[START ROWS]

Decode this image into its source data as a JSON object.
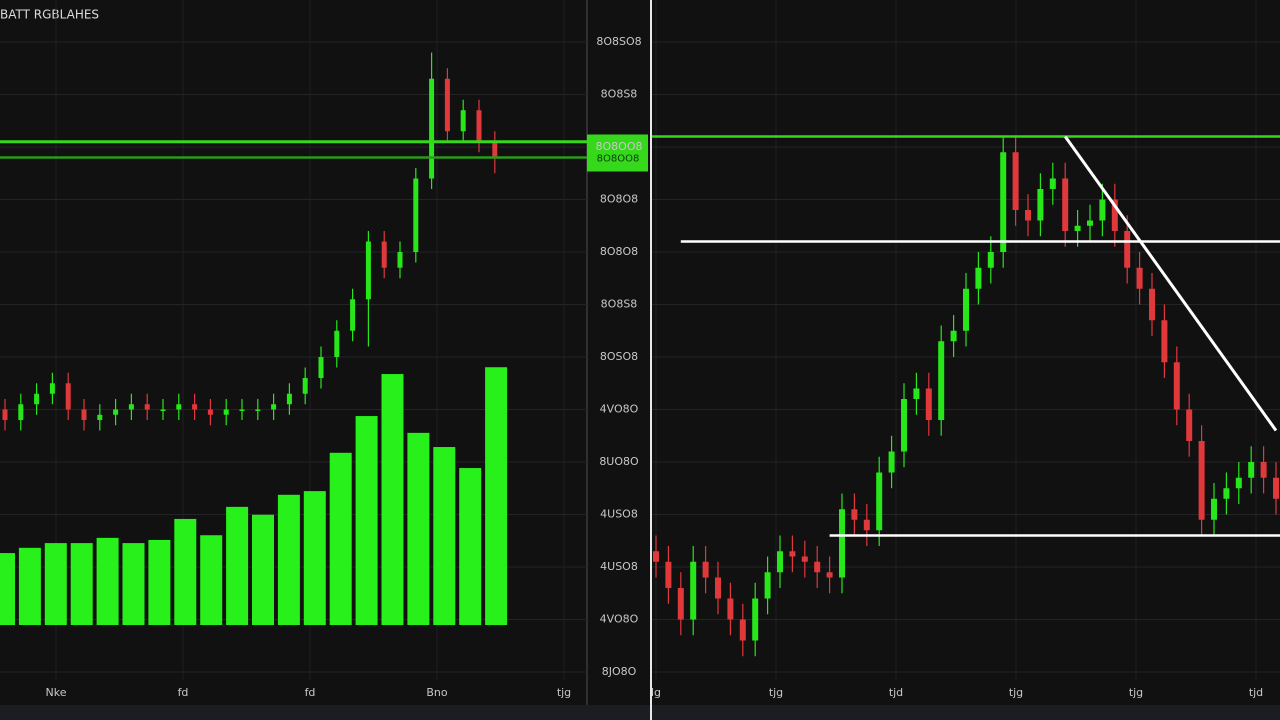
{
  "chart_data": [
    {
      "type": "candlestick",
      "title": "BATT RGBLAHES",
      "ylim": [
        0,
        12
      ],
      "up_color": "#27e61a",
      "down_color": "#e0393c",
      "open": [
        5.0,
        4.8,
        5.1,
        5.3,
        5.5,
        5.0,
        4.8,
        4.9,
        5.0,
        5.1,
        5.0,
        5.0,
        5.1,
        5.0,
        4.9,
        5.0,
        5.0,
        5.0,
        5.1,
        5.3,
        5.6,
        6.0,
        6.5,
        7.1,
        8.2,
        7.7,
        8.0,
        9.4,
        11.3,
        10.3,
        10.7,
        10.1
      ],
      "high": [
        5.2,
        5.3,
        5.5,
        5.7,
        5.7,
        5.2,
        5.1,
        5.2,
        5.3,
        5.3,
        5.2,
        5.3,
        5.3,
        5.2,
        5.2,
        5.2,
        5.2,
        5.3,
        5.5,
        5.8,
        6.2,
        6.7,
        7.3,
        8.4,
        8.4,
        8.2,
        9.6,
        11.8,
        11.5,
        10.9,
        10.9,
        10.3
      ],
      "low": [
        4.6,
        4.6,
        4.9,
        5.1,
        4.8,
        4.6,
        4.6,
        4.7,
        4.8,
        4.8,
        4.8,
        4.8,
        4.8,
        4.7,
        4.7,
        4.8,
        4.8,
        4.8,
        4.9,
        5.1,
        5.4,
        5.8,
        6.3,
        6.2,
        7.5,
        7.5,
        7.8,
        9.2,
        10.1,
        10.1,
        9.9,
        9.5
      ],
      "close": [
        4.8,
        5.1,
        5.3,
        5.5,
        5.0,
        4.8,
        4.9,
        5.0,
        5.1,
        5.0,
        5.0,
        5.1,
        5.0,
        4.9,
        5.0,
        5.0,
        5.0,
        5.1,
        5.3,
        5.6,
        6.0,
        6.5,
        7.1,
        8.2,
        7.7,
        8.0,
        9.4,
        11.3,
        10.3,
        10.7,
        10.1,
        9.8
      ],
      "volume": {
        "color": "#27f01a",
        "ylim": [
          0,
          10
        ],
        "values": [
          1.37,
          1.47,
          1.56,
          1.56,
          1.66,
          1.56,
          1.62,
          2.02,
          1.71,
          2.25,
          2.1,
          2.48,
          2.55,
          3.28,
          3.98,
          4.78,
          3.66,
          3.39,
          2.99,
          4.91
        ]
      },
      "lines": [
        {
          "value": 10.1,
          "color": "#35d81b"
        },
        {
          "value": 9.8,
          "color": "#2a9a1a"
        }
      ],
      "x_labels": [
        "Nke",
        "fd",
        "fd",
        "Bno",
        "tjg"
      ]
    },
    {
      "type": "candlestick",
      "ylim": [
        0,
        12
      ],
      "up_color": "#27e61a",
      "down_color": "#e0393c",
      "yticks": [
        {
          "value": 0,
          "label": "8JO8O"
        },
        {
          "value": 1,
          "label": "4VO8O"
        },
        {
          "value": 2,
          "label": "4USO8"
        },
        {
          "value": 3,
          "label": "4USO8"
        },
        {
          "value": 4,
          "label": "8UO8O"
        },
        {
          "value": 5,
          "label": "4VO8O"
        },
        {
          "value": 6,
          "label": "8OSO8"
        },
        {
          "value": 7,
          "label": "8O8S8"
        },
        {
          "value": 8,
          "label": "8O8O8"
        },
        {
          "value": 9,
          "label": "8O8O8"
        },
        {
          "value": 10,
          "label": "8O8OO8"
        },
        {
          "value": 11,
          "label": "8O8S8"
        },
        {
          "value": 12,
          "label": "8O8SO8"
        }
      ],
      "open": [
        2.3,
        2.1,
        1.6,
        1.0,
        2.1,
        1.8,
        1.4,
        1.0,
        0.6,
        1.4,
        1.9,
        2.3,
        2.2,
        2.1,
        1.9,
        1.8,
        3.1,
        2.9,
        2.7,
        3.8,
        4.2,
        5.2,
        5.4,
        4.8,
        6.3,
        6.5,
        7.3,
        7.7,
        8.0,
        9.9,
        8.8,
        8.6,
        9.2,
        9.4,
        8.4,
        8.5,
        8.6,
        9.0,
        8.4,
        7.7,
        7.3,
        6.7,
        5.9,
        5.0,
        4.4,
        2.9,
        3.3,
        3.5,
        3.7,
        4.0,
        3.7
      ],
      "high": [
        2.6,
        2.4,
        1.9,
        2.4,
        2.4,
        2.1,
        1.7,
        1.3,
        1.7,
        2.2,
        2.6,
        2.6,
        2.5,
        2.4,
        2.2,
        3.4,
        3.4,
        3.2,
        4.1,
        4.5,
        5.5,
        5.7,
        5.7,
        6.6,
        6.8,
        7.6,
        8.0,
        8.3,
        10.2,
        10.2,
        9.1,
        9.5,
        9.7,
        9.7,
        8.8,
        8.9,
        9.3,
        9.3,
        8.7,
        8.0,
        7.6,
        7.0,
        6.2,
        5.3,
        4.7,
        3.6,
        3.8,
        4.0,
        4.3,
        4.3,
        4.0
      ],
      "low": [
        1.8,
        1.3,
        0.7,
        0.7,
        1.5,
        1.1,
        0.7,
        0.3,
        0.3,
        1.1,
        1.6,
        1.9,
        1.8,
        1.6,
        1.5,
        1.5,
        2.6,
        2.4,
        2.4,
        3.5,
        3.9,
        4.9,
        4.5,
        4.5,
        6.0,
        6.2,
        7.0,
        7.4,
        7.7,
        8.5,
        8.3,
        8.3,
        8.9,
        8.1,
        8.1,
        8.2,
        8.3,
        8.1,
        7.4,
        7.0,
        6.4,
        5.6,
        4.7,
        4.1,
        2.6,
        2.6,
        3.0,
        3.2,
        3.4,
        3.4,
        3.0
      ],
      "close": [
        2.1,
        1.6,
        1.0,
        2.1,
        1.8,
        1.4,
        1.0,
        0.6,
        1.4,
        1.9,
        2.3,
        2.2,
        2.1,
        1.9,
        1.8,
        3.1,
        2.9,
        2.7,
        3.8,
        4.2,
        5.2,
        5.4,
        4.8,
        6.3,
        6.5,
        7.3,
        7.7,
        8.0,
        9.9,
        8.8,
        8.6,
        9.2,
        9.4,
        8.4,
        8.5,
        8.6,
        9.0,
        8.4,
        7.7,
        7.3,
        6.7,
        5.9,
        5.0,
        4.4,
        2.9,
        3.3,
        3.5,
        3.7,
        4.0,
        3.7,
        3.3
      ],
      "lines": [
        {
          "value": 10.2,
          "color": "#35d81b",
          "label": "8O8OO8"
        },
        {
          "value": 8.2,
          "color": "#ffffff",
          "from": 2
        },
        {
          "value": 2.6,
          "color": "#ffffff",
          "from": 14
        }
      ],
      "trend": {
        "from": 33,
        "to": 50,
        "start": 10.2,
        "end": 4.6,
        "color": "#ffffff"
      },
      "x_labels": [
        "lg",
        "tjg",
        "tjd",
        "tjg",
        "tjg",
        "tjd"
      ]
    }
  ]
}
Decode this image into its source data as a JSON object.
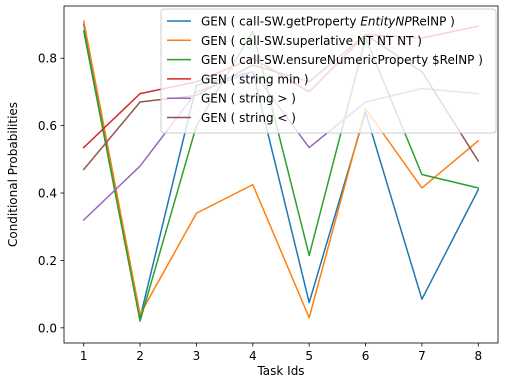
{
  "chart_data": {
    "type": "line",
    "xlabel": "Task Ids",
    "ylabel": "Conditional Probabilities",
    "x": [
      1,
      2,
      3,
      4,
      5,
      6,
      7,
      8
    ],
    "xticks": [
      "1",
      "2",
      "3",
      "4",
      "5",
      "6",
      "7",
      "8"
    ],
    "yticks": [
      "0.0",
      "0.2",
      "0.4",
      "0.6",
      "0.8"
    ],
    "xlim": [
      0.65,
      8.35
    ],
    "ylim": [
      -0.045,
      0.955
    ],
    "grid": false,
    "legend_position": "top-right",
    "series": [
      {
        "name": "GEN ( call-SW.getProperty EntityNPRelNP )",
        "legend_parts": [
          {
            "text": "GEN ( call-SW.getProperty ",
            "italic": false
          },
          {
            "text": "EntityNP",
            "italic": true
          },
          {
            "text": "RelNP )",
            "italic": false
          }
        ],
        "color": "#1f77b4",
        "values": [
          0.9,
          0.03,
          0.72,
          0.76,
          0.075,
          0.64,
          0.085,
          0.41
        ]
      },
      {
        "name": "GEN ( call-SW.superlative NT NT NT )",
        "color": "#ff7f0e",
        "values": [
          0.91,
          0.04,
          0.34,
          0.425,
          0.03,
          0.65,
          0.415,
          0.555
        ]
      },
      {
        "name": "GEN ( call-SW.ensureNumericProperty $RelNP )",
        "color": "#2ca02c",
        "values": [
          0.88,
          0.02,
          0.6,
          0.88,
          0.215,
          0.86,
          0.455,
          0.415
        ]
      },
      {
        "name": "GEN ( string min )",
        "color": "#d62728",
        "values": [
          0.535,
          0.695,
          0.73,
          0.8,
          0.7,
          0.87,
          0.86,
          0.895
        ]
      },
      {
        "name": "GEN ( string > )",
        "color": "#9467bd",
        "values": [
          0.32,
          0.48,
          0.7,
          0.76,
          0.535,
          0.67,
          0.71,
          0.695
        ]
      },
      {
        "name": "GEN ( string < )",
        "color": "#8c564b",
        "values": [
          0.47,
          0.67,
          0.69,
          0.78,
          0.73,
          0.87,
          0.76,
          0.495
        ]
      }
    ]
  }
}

[END ROWS]

Filter the records down to the lines that contain the string "call", and copy those lines.

- SOLVED PROBLEM:
        "name": "GEN ( call-SW.getProperty EntityNPRelNP )",
            "text": "GEN ( call-SW.getProperty ",
        "name": "GEN ( call-SW.superlative NT NT NT )",
        "name": "GEN ( call-SW.ensureNumericProperty $RelNP )",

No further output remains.